Written problem: Consider the data that follows and state how many lines contain the string "text", using the number alone.

:: Supplied material

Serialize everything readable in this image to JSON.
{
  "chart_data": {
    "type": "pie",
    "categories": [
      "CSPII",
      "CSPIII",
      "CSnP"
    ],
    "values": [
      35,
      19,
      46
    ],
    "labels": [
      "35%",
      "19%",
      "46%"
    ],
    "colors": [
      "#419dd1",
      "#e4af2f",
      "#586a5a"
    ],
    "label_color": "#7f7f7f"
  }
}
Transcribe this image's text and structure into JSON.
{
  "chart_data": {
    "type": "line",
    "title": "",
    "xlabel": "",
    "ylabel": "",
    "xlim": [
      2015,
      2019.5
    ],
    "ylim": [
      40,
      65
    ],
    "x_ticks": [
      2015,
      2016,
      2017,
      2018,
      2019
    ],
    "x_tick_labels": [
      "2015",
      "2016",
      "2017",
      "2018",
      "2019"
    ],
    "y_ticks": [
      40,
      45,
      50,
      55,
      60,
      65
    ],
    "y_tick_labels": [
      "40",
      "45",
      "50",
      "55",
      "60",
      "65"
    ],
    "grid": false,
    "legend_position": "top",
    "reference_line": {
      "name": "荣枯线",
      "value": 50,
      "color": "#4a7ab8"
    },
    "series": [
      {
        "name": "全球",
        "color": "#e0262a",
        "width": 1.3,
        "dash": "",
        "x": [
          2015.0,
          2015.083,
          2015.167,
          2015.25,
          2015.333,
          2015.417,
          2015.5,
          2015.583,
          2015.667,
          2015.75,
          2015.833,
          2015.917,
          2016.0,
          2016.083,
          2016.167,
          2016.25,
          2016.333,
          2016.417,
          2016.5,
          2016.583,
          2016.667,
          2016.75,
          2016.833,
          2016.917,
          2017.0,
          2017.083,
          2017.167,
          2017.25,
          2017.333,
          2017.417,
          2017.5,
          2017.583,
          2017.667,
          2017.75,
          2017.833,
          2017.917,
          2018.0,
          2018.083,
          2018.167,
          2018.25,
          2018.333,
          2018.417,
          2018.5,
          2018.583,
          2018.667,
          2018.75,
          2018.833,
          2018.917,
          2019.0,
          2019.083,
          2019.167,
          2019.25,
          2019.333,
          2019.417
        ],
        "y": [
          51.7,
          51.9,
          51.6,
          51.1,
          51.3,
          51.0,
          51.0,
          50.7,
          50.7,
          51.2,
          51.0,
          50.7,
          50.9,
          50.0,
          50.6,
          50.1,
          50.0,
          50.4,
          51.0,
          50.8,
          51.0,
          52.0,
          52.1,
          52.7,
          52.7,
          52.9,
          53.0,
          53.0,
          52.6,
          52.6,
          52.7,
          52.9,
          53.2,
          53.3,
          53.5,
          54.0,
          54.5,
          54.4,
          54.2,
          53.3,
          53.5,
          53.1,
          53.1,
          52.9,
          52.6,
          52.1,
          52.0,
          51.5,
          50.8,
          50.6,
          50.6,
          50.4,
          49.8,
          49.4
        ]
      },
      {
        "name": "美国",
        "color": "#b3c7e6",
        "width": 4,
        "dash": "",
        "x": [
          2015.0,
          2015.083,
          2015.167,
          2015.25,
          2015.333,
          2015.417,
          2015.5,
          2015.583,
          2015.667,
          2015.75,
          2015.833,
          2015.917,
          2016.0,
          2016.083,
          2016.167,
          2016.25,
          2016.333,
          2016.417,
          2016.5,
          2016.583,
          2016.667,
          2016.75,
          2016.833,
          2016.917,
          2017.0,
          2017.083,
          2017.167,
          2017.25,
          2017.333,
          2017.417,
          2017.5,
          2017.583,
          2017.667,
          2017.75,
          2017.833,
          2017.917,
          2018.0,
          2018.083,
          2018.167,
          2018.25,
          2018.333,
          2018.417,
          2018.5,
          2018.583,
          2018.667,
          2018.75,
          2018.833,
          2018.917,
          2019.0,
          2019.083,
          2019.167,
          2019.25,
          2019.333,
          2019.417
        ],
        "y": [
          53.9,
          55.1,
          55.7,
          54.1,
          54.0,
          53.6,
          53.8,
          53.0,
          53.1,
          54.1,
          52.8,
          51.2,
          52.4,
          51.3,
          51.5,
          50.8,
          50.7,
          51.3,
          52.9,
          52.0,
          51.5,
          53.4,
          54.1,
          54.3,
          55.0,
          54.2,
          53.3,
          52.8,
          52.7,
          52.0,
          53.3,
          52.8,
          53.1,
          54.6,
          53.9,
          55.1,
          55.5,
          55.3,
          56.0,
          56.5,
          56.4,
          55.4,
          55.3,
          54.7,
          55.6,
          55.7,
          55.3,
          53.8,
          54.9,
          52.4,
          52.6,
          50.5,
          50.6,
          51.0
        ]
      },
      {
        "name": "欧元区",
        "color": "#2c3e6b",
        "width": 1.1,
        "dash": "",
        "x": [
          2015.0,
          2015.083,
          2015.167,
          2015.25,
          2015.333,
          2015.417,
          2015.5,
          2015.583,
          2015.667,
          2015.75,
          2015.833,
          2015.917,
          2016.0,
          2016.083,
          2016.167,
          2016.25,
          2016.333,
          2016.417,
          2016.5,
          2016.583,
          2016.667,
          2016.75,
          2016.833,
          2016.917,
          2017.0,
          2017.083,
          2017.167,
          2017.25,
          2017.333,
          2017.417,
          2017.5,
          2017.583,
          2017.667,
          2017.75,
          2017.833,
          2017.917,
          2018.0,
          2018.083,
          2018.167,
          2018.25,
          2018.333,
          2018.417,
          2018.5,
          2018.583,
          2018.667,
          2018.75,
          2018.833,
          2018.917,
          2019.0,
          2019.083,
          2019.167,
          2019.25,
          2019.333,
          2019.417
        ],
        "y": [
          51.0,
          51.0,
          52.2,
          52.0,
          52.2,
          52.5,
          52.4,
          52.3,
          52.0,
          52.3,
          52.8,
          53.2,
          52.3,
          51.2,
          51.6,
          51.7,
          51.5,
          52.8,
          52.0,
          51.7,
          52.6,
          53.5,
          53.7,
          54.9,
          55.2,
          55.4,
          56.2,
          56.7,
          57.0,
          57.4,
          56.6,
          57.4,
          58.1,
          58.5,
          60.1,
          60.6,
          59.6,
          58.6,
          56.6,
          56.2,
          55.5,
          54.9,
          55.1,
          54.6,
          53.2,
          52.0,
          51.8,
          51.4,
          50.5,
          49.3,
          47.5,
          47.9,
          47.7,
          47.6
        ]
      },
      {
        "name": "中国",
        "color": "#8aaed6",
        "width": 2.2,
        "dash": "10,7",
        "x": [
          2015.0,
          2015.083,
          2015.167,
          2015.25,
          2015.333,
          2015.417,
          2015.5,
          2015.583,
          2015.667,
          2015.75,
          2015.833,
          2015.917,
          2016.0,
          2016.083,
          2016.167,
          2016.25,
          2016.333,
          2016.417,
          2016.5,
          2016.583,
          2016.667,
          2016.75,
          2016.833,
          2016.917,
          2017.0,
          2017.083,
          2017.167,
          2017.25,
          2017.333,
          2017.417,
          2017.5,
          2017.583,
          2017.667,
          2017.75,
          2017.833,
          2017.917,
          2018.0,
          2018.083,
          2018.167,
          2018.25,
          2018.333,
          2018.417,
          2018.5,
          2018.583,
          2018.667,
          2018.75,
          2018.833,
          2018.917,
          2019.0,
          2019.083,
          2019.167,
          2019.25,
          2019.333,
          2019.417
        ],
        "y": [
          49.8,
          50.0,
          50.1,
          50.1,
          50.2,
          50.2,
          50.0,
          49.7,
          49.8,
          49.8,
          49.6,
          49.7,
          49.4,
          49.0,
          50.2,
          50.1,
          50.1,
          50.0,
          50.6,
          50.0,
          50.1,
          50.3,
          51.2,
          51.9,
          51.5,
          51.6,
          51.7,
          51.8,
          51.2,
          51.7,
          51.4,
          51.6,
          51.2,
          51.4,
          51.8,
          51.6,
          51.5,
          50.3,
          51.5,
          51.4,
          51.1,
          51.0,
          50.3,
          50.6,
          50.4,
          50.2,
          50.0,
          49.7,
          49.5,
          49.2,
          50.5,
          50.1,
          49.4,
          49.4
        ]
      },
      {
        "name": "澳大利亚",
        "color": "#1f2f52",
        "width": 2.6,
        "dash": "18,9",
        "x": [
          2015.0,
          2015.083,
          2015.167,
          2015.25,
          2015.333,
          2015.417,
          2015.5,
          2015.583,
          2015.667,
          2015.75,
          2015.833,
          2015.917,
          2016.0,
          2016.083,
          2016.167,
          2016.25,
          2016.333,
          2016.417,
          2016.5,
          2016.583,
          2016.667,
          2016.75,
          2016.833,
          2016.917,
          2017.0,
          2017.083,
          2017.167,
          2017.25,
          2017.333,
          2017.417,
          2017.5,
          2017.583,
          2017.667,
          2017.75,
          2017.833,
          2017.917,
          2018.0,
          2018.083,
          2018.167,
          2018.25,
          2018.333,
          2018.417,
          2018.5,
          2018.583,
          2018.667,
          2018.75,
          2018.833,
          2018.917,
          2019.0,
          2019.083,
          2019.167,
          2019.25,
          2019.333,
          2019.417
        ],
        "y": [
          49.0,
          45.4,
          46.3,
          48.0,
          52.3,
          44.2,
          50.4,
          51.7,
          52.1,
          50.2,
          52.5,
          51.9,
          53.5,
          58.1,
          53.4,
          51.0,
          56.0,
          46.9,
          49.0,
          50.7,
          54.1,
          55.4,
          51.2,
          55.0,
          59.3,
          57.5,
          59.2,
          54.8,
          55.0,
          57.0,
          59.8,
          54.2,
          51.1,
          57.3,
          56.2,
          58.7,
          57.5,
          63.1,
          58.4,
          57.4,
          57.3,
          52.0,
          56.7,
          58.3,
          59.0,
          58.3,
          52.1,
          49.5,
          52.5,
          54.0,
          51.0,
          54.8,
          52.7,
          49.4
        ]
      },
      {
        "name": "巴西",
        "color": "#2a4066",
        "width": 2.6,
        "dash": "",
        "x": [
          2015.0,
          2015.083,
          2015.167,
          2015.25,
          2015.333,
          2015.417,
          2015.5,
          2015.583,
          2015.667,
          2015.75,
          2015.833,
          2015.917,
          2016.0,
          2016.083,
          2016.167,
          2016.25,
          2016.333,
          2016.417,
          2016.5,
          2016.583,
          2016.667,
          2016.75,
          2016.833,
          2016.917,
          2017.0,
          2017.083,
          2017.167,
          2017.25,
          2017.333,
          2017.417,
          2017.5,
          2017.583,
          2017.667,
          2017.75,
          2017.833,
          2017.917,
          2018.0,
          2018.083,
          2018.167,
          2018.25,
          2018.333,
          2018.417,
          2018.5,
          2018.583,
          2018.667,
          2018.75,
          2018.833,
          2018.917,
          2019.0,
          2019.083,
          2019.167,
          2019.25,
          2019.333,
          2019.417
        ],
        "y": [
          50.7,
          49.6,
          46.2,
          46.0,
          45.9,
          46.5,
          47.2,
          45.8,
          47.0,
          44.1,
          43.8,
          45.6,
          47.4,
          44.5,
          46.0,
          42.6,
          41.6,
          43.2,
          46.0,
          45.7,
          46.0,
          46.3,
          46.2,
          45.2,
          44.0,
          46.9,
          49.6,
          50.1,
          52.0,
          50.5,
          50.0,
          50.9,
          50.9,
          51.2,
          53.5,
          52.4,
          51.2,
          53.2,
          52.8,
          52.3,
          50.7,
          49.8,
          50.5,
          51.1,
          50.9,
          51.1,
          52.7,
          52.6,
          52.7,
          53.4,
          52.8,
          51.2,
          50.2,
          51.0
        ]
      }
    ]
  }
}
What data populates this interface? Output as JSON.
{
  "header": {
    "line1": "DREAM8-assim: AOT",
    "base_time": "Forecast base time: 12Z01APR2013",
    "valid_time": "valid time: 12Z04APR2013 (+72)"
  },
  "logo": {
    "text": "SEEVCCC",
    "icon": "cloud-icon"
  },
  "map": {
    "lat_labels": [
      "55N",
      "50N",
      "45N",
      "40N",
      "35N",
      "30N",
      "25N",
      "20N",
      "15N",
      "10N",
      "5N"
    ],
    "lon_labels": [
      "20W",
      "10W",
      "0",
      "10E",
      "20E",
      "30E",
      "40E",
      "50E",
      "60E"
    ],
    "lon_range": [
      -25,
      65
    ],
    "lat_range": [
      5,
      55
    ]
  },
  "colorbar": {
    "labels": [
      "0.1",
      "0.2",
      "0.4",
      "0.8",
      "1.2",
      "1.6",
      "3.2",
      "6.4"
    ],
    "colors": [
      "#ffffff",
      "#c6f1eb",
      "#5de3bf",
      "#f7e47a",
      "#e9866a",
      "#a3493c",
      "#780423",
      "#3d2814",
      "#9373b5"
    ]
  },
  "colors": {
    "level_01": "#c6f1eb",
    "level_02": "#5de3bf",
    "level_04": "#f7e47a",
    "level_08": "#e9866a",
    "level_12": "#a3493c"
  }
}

::::

Solution to this exercise: 2